_Problem_.
Are you able to retype all the records below exactly?
** start of Given information **
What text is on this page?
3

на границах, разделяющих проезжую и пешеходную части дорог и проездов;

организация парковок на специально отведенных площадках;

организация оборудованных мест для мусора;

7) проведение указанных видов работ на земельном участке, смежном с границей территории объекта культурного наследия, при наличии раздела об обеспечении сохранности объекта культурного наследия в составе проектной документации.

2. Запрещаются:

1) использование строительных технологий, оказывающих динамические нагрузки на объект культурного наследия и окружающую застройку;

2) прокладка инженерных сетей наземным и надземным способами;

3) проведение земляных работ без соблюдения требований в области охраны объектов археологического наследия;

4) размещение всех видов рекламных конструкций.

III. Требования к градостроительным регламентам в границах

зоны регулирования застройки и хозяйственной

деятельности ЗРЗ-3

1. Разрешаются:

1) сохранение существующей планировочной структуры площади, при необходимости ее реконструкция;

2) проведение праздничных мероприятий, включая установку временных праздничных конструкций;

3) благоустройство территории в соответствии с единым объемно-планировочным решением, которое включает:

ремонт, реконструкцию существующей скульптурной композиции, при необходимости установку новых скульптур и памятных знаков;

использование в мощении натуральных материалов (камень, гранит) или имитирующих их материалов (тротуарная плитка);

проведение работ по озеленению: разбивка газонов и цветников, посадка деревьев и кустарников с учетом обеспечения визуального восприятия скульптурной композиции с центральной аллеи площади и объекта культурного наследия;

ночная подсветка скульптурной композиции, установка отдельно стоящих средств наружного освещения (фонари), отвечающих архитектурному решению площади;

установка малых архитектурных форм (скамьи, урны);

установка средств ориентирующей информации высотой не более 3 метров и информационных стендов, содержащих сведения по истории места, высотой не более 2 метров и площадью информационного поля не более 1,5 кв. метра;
** end of Given information **
_Problem solution_.
What text is on this page?
3

на границах, разделяющих проезжую и пешеходную части дорог и проездов;

организация парковок на специально отведенных площадках;

организация оборудованных мест для мусора;

7) проведение указанных видов работ на земельном участке, смежном с границей территории объекта культурного наследия, при наличии раздела об обеспечении сохранности объекта культурного наследия в составе проектной документации.

2. Запрещаются:

1) использование строительных технологий, оказывающих динамические нагрузки на объект культурного наследия и окружающую застройку;

2) прокладка инженерных сетей наземным и надземным способами;

3) проведение земляных работ без соблюдения требований в области охраны объектов археологического наследия;

4) размещение всех видов рекламных конструкций.

III. Требования к градостроительным регламентам в границах

зоны регулирования застройки и хозяйственной

деятельности ЗРЗ-3

1. Разрешаются:

1) сохранение существующей планировочной структуры площади, при необходимости ее реконструкция;

2) проведение праздничных мероприятий, включая установку временных праздничных конструкций;

3) благоустройство территории в соответствии с единым объемно-планировочным решением, которое включает:

ремонт, реконструкцию существующей скульптурной композиции, при необходимости установку новых скульптур и памятных знаков;

использование в мощении натуральных материалов (камень, гранит) или имитирующих их материалов (тротуарная плитка);

проведение работ по озеленению: разбивка газонов и цветников, посадка деревьев и кустарников с учетом обеспечения визуального восприятия скульптурной композиции с центральной аллеи площади и объекта культурного наследия;

ночная подсветка скульптурной композиции, установка отдельно стоящих средств наружного освещения (фонари), отвечающих архитектурному решению площади;

установка малых архитектурных форм (скамьи, урны);

установка средств ориентирующей информации высотой не более 3 метров и информационных стендов, содержащих сведения по истории места, высотой не более 2 метров и площадью информационного поля не более 1,5 кв. метра;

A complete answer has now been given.